> _Directions for this task_: Transcribe the entries below exactly; leave every image out.

··· Working data ···

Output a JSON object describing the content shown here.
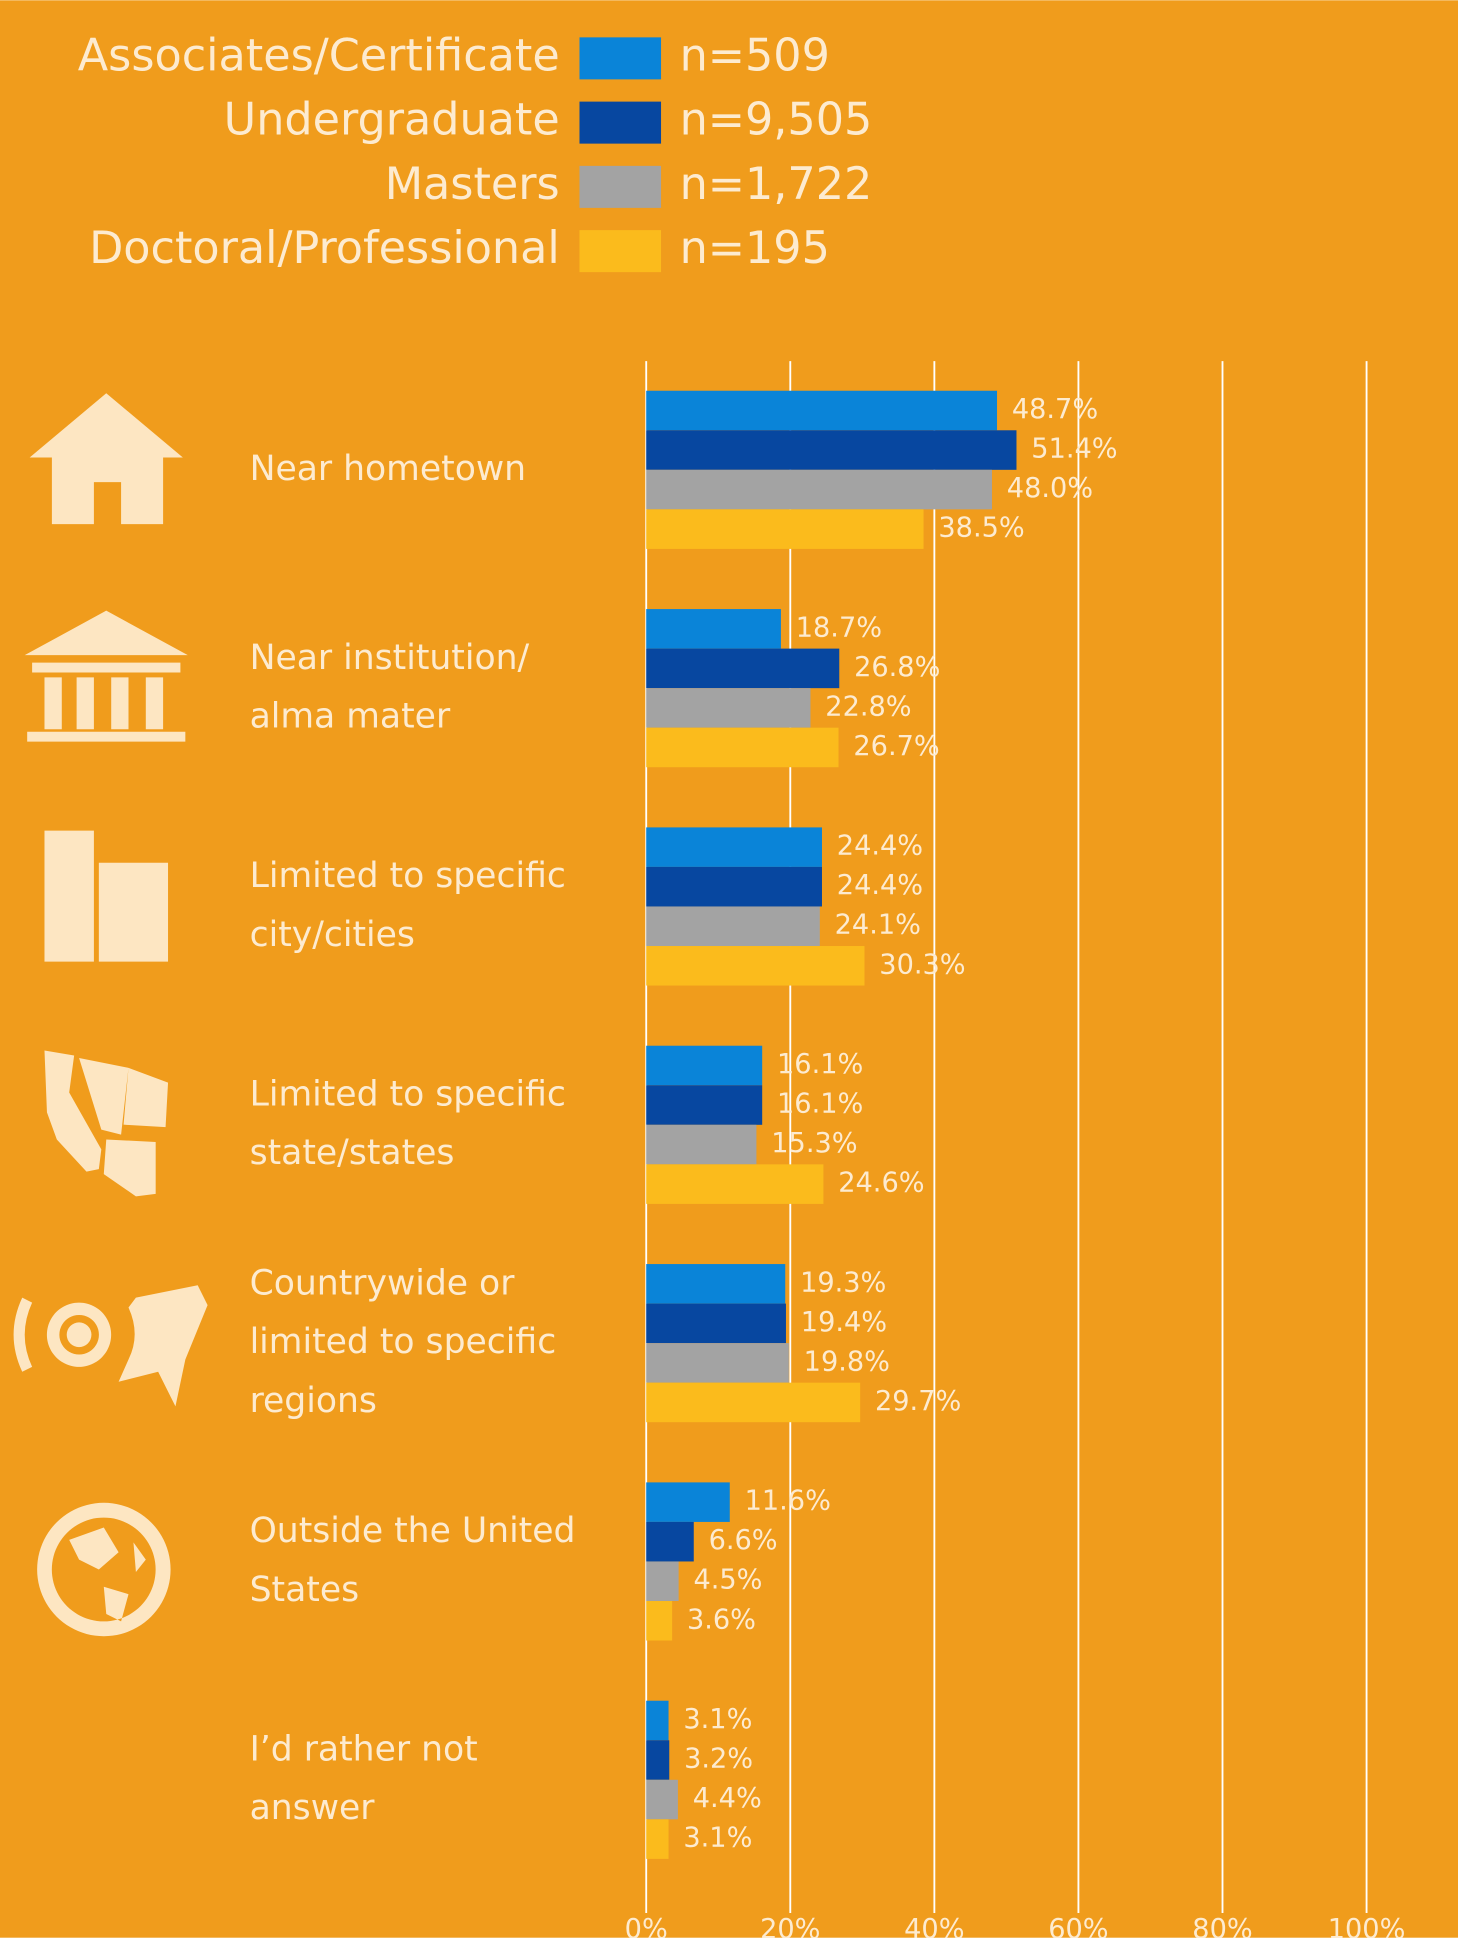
{
  "chart_data": {
    "type": "hbar",
    "background": "#f09c1c",
    "categories": [
      "Near hometown",
      "Near institution/ alma mater",
      "Limited to specific city/cities",
      "Limited to specific state/states",
      "Countrywide or limited to specific regions",
      "Outside the United States",
      "I’d rather not answer"
    ],
    "series": [
      {
        "name": "Associates/Certificate",
        "sample": "n=509",
        "color": "#0a84d8",
        "values": [
          48.7,
          18.7,
          24.4,
          16.1,
          19.3,
          11.6,
          3.1
        ],
        "value_labels": [
          "48.7%",
          "18.7%",
          "24.4%",
          "16.1%",
          "19.3%",
          "11.6%",
          "3.1%"
        ]
      },
      {
        "name": "Undergraduate",
        "sample": "n=9,505",
        "color": "#0747a0",
        "values": [
          51.4,
          26.8,
          24.4,
          16.1,
          19.4,
          6.6,
          3.2
        ],
        "value_labels": [
          "51.4%",
          "26.8%",
          "24.4%",
          "16.1%",
          "19.4%",
          "6.6%",
          "3.2%"
        ]
      },
      {
        "name": "Masters",
        "sample": "n=1,722",
        "color": "#a3a3a3",
        "values": [
          48.0,
          22.8,
          24.1,
          15.3,
          19.8,
          4.5,
          4.4
        ],
        "value_labels": [
          "48.0%",
          "22.8%",
          "24.1%",
          "15.3%",
          "19.8%",
          "4.5%",
          "4.4%"
        ]
      },
      {
        "name": "Doctoral/Professional",
        "sample": "n=195",
        "color": "#fbbb1c",
        "values": [
          38.5,
          26.7,
          30.3,
          24.6,
          29.7,
          3.6,
          3.1
        ],
        "value_labels": [
          "38.5%",
          "26.7%",
          "30.3%",
          "24.6%",
          "29.7%",
          "3.6%",
          "3.1%"
        ]
      }
    ],
    "xlim": [
      0,
      100
    ],
    "xticks": [
      {
        "value": 0,
        "label": "0%"
      },
      {
        "value": 20,
        "label": "20%"
      },
      {
        "value": 40,
        "label": "40%"
      },
      {
        "value": 60,
        "label": "60%"
      },
      {
        "value": 80,
        "label": "80%"
      },
      {
        "value": 100,
        "label": "100%"
      }
    ],
    "grid": true
  }
}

···

> _Output below_:
Output a JSON object describing the content shown here.
{
  "chart_data": {
    "type": "hbar",
    "background": "#f09c1c",
    "categories": [
      "Near hometown",
      "Near institution/ alma mater",
      "Limited to specific city/cities",
      "Limited to specific state/states",
      "Countrywide or limited to specific regions",
      "Outside the United States",
      "I’d rather not answer"
    ],
    "series": [
      {
        "name": "Associates/Certificate",
        "sample": "n=509",
        "color": "#0a84d8",
        "values": [
          48.7,
          18.7,
          24.4,
          16.1,
          19.3,
          11.6,
          3.1
        ],
        "value_labels": [
          "48.7%",
          "18.7%",
          "24.4%",
          "16.1%",
          "19.3%",
          "11.6%",
          "3.1%"
        ]
      },
      {
        "name": "Undergraduate",
        "sample": "n=9,505",
        "color": "#0747a0",
        "values": [
          51.4,
          26.8,
          24.4,
          16.1,
          19.4,
          6.6,
          3.2
        ],
        "value_labels": [
          "51.4%",
          "26.8%",
          "24.4%",
          "16.1%",
          "19.4%",
          "6.6%",
          "3.2%"
        ]
      },
      {
        "name": "Masters",
        "sample": "n=1,722",
        "color": "#a3a3a3",
        "values": [
          48.0,
          22.8,
          24.1,
          15.3,
          19.8,
          4.5,
          4.4
        ],
        "value_labels": [
          "48.0%",
          "22.8%",
          "24.1%",
          "15.3%",
          "19.8%",
          "4.5%",
          "4.4%"
        ]
      },
      {
        "name": "Doctoral/Professional",
        "sample": "n=195",
        "color": "#fbbb1c",
        "values": [
          38.5,
          26.7,
          30.3,
          24.6,
          29.7,
          3.6,
          3.1
        ],
        "value_labels": [
          "38.5%",
          "26.7%",
          "30.3%",
          "24.6%",
          "29.7%",
          "3.6%",
          "3.1%"
        ]
      }
    ],
    "xlim": [
      0,
      100
    ],
    "xticks": [
      {
        "value": 0,
        "label": "0%"
      },
      {
        "value": 20,
        "label": "20%"
      },
      {
        "value": 40,
        "label": "40%"
      },
      {
        "value": 60,
        "label": "60%"
      },
      {
        "value": 80,
        "label": "80%"
      },
      {
        "value": 100,
        "label": "100%"
      }
    ],
    "grid": true
  }
}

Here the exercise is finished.